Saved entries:
* * * * * * *

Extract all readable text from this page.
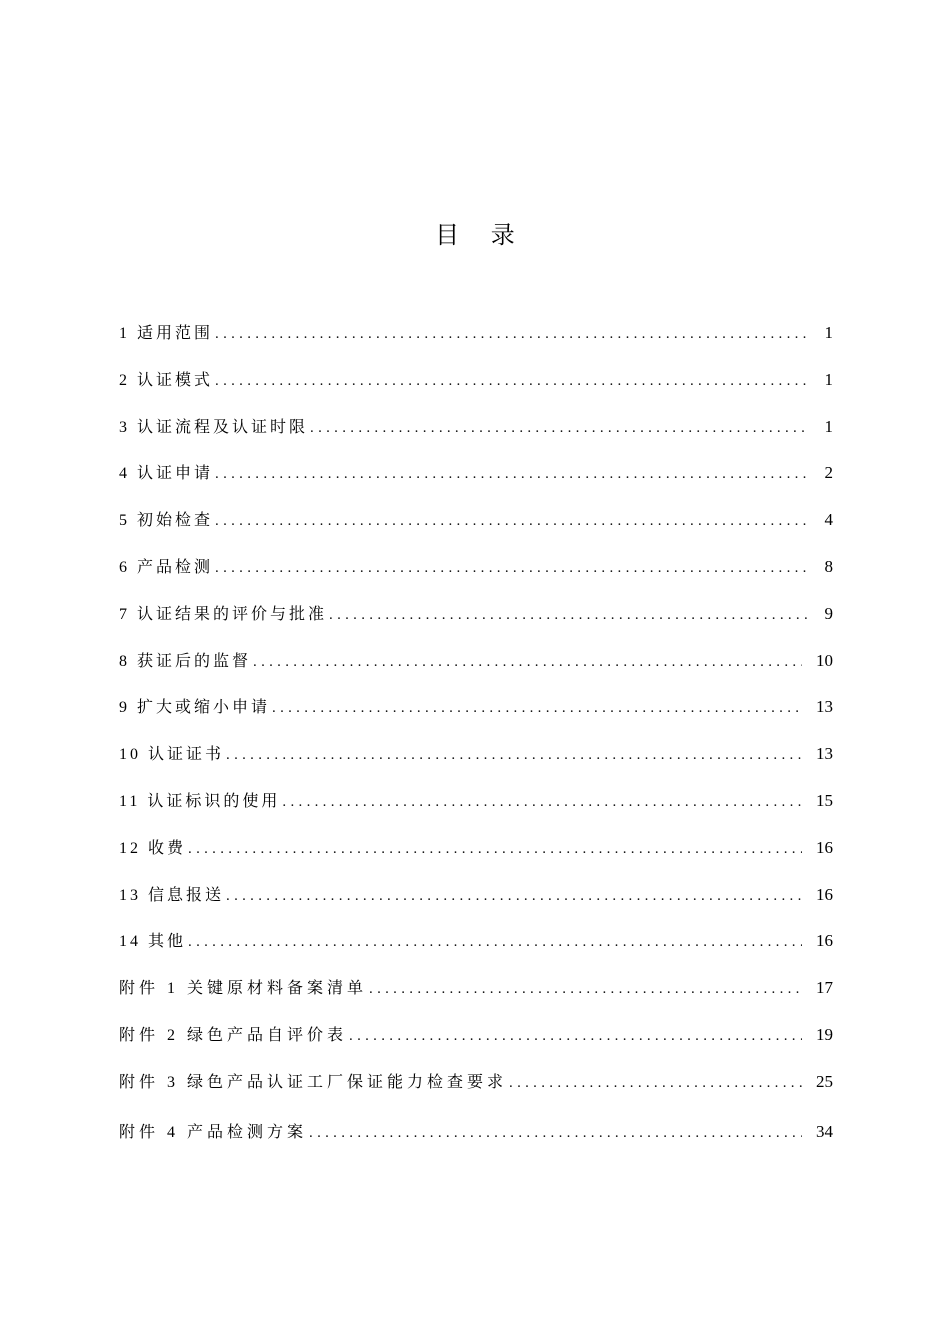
目 录
1 适用范围 .....	1
2 认证模式 .....	1
3 认证流程及认证时限 .....	1
4 认证申请 .....	2
5 初始检查 .....	4
6 产品检测 .....	8
7 认证结果的评价与批准 .....	9
8 获证后的监督 .....	10
9 扩大或缩小申请 .....	13
10 认证证书 .....	13
11 认证标识的使用 .....	15
12 收费 .....	16
13 信息报送 .....	16
14 其他 .....	16
附件 1 关键原材料备案清单 .....	17
附件 2 绿色产品自评价表 .....	19
附件 3 绿色产品认证工厂保证能力检查要求 .....	25
附件 4 产品检测方案 .....	34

* * * * * * *

* _EXERCISE DESCRIPTION_: Your task is to copy the entries in full and exactly, without any images.

* _WORKED SOLUTION_:
Extract all readable text from this page.
目 录
1 适用范围 .....	1
2 认证模式 .....	1
3 认证流程及认证时限 .....	1
4 认证申请 .....	2
5 初始检查 .....	4
6 产品检测 .....	8
7 认证结果的评价与批准 .....	9
8 获证后的监督 .....	10
9 扩大或缩小申请 .....	13
10 认证证书 .....	13
11 认证标识的使用 .....	15
12 收费 .....	16
13 信息报送 .....	16
14 其他 .....	16
附件 1 关键原材料备案清单 .....	17
附件 2 绿色产品自评价表 .....	19
附件 3 绿色产品认证工厂保证能力检查要求 .....	25
附件 4 产品检测方案 .....	34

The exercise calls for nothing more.